### Material for this exercise
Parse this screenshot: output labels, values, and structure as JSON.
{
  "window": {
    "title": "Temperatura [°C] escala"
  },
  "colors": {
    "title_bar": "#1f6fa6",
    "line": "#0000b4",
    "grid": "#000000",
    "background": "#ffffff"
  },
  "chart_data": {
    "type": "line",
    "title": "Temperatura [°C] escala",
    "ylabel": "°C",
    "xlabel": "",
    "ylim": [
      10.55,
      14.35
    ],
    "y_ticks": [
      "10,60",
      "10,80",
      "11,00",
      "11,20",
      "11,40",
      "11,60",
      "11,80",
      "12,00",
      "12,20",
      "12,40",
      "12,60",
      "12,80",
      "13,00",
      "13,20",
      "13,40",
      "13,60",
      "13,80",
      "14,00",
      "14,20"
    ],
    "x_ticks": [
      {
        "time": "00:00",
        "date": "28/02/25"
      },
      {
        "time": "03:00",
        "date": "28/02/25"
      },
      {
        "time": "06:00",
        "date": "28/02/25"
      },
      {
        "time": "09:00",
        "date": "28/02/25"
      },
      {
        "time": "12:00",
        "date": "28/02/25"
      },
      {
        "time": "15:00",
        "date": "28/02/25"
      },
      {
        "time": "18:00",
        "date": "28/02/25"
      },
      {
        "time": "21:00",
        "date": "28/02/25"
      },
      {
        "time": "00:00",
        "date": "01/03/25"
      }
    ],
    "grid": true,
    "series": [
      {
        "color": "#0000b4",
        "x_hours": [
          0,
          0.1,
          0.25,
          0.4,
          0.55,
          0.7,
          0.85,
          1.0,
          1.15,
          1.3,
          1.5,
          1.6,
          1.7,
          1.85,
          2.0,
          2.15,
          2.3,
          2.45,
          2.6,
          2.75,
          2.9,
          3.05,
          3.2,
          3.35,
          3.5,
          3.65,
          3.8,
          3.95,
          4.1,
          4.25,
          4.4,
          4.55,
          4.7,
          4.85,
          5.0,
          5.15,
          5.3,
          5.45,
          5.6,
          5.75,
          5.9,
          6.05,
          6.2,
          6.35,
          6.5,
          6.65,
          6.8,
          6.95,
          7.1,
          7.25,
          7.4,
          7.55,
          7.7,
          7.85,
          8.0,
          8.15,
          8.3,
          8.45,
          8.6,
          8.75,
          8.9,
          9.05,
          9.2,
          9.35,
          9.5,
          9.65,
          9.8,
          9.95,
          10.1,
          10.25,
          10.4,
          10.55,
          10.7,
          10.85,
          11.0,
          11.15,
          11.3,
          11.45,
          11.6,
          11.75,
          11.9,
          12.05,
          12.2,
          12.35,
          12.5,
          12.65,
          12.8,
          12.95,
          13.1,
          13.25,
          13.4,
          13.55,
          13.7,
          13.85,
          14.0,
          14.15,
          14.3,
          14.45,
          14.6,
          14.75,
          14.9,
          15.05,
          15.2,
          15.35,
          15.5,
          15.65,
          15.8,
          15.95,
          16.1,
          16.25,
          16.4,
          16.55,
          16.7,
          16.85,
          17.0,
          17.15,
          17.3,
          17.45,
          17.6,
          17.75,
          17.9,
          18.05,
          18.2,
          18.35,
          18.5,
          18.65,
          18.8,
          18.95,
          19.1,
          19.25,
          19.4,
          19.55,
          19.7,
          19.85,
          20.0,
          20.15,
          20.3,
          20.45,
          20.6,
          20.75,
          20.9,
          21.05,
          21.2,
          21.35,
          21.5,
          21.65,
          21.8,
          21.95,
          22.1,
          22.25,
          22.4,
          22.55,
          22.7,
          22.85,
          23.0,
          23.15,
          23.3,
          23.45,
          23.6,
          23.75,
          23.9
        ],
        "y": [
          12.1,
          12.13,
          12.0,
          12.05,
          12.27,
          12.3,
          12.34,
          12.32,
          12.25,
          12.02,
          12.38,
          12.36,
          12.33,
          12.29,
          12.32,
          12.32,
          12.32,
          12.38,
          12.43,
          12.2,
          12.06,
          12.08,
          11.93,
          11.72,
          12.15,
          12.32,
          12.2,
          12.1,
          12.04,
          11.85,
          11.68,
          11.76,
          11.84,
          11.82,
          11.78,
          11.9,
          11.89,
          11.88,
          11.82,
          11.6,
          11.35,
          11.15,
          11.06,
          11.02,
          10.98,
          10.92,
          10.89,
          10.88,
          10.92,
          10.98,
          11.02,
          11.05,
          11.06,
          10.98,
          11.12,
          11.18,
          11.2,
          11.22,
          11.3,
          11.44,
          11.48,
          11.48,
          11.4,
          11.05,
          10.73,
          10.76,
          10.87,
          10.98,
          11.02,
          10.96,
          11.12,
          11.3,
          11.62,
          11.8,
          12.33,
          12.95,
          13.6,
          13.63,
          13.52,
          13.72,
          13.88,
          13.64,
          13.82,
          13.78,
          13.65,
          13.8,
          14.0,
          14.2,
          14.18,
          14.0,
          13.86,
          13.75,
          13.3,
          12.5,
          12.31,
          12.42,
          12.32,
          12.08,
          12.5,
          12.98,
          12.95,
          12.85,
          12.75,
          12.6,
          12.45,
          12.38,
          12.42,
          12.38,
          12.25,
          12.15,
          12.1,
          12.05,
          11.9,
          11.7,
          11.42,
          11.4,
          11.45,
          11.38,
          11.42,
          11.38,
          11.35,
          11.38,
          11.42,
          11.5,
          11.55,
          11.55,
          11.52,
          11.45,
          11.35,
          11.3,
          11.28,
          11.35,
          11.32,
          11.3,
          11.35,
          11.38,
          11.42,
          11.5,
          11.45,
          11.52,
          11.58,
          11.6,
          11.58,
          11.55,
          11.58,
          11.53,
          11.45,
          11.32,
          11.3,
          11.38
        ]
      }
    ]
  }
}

### What you have to do
Scan the lines above for "time", then copy every one that has it.

### Reply
        "time": "00:00",
        "time": "03:00",
        "time": "06:00",
        "time": "09:00",
        "time": "12:00",
        "time": "15:00",
        "time": "18:00",
        "time": "21:00",
        "time": "00:00",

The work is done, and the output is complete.